#### Aim
Quote the records below in full, exactly as given, with the images taken out.

#### Data provided
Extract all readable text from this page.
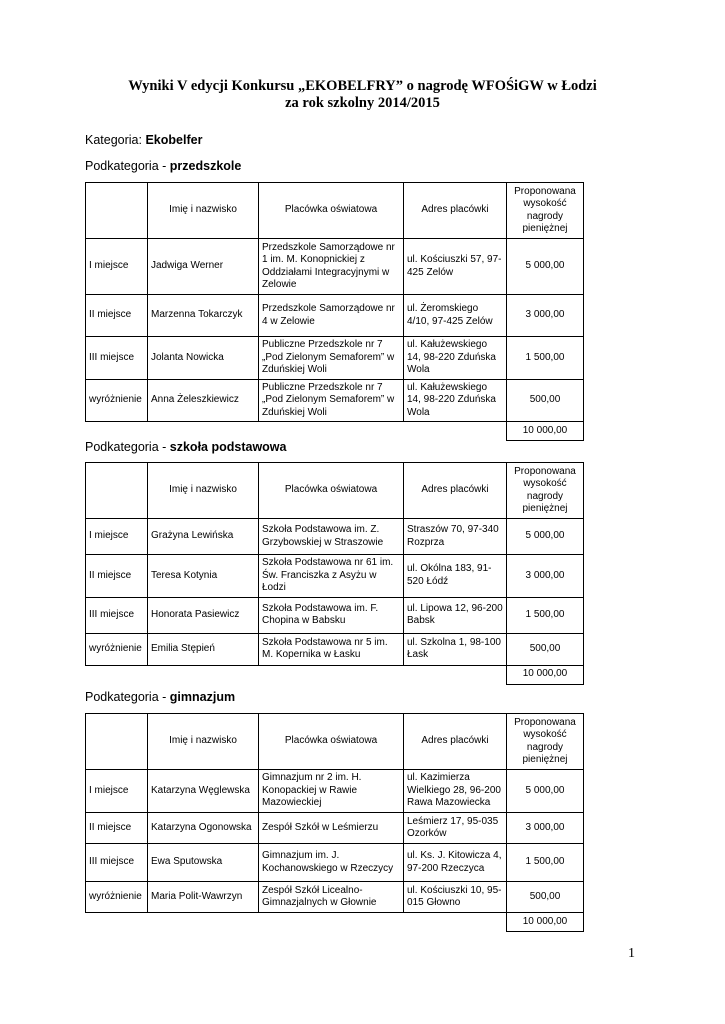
Wyniki V edycji Konkursu „EKOBELFRY” o nagrodę WFOŚiGW w Łodzi
za rok szkolny 2014/2015
Kategoria: Ekobelfer
Podkategoria - przedszkole
	Imię i nazwisko	Placówka oświatowa	Adres placówki	Proponowana wysokość nagrody pieniężnej
I miejsce	Jadwiga Werner	Przedszkole Samorządowe nr 1 im. M. Konopnickiej z Oddziałami Integracyjnymi w Zelowie	ul. Kościuszki 57, 97-425 Zelów	5 000,00
II miejsce	Marzenna Tokarczyk	Przedszkole Samorządowe nr 4 w Zelowie	ul. Żeromskiego 4/10, 97-425 Zelów	3 000,00
III miejsce	Jolanta Nowicka	Publiczne Przedszkole nr 7 „Pod Zielonym Semaforem” w Zduńskiej Woli	ul. Kałużewskiego 14, 98-220 Zduńska Wola	1 500,00
wyróżnienie	Anna Żeleszkiewicz	Publiczne Przedszkole nr 7 „Pod Zielonym Semaforem” w Zduńskiej Woli	ul. Kałużewskiego 14, 98-220 Zduńska Wola	500,00
				10 000,00
Podkategoria - szkoła podstawowa
	Imię i nazwisko	Placówka oświatowa	Adres placówki	Proponowana wysokość nagrody pieniężnej
I miejsce	Grażyna Lewińska	Szkoła Podstawowa im. Z. Grzybowskiej w Straszowie	Straszów 70, 97-340 Rozprza	5 000,00
II miejsce	Teresa Kotynia	Szkoła Podstawowa nr 61 im. Św. Franciszka z Asyżu w Łodzi	ul. Okólna 183, 91-520 Łódź	3 000,00
III miejsce	Honorata Pasiewicz	Szkoła Podstawowa im. F. Chopina w Babsku	ul. Lipowa 12, 96-200 Babsk	1 500,00
wyróżnienie	Emilia Stępień	Szkoła Podstawowa nr 5 im. M. Kopernika w Łasku	ul. Szkolna 1, 98-100 Łask	500,00
				10 000,00
Podkategoria - gimnazjum
	Imię i nazwisko	Placówka oświatowa	Adres placówki	Proponowana wysokość nagrody pieniężnej
I miejsce	Katarzyna Węglewska	Gimnazjum nr 2 im. H. Konopackiej w Rawie Mazowieckiej	ul. Kazimierza Wielkiego 28, 96-200 Rawa Mazowiecka	5 000,00
II miejsce	Katarzyna Ogonowska	Zespół Szkół w Leśmierzu	Leśmierz 17, 95-035 Ozorków	3 000,00
III miejsce	Ewa Sputowska	Gimnazjum im. J. Kochanowskiego w Rzeczycy	ul. Ks. J. Kitowicza 4, 97-200 Rzeczyca	1 500,00
wyróżnienie	Maria Polit-Wawrzyn	Zespół Szkół Licealno-Gimnazjalnych w Głownie	ul. Kościuszki 10, 95-015 Głowno	500,00
				10 000,00
1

#### Response to the task
Extract all readable text from this page.
Wyniki V edycji Konkursu „EKOBELFRY” o nagrodę WFOŚiGW w Łodzi
za rok szkolny 2014/2015
Kategoria: Ekobelfer
Podkategoria - przedszkole
	Imię i nazwisko	Placówka oświatowa	Adres placówki	Proponowana wysokość nagrody pieniężnej
I miejsce	Jadwiga Werner	Przedszkole Samorządowe nr 1 im. M. Konopnickiej z Oddziałami Integracyjnymi w Zelowie	ul. Kościuszki 57, 97-425 Zelów	5 000,00
II miejsce	Marzenna Tokarczyk	Przedszkole Samorządowe nr 4 w Zelowie	ul. Żeromskiego 4/10, 97-425 Zelów	3 000,00
III miejsce	Jolanta Nowicka	Publiczne Przedszkole nr 7 „Pod Zielonym Semaforem” w Zduńskiej Woli	ul. Kałużewskiego 14, 98-220 Zduńska Wola	1 500,00
wyróżnienie	Anna Żeleszkiewicz	Publiczne Przedszkole nr 7 „Pod Zielonym Semaforem” w Zduńskiej Woli	ul. Kałużewskiego 14, 98-220 Zduńska Wola	500,00
				10 000,00
Podkategoria - szkoła podstawowa
	Imię i nazwisko	Placówka oświatowa	Adres placówki	Proponowana wysokość nagrody pieniężnej
I miejsce	Grażyna Lewińska	Szkoła Podstawowa im. Z. Grzybowskiej w Straszowie	Straszów 70, 97-340 Rozprza	5 000,00
II miejsce	Teresa Kotynia	Szkoła Podstawowa nr 61 im. Św. Franciszka z Asyżu w Łodzi	ul. Okólna 183, 91-520 Łódź	3 000,00
III miejsce	Honorata Pasiewicz	Szkoła Podstawowa im. F. Chopina w Babsku	ul. Lipowa 12, 96-200 Babsk	1 500,00
wyróżnienie	Emilia Stępień	Szkoła Podstawowa nr 5 im. M. Kopernika w Łasku	ul. Szkolna 1, 98-100 Łask	500,00
				10 000,00
Podkategoria - gimnazjum
	Imię i nazwisko	Placówka oświatowa	Adres placówki	Proponowana wysokość nagrody pieniężnej
I miejsce	Katarzyna Węglewska	Gimnazjum nr 2 im. H. Konopackiej w Rawie Mazowieckiej	ul. Kazimierza Wielkiego 28, 96-200 Rawa Mazowiecka	5 000,00
II miejsce	Katarzyna Ogonowska	Zespół Szkół w Leśmierzu	Leśmierz 17, 95-035 Ozorków	3 000,00
III miejsce	Ewa Sputowska	Gimnazjum im. J. Kochanowskiego w Rzeczycy	ul. Ks. J. Kitowicza 4, 97-200 Rzeczyca	1 500,00
wyróżnienie	Maria Polit-Wawrzyn	Zespół Szkół Licealno-Gimnazjalnych w Głownie	ul. Kościuszki 10, 95-015 Głowno	500,00
				10 000,00
1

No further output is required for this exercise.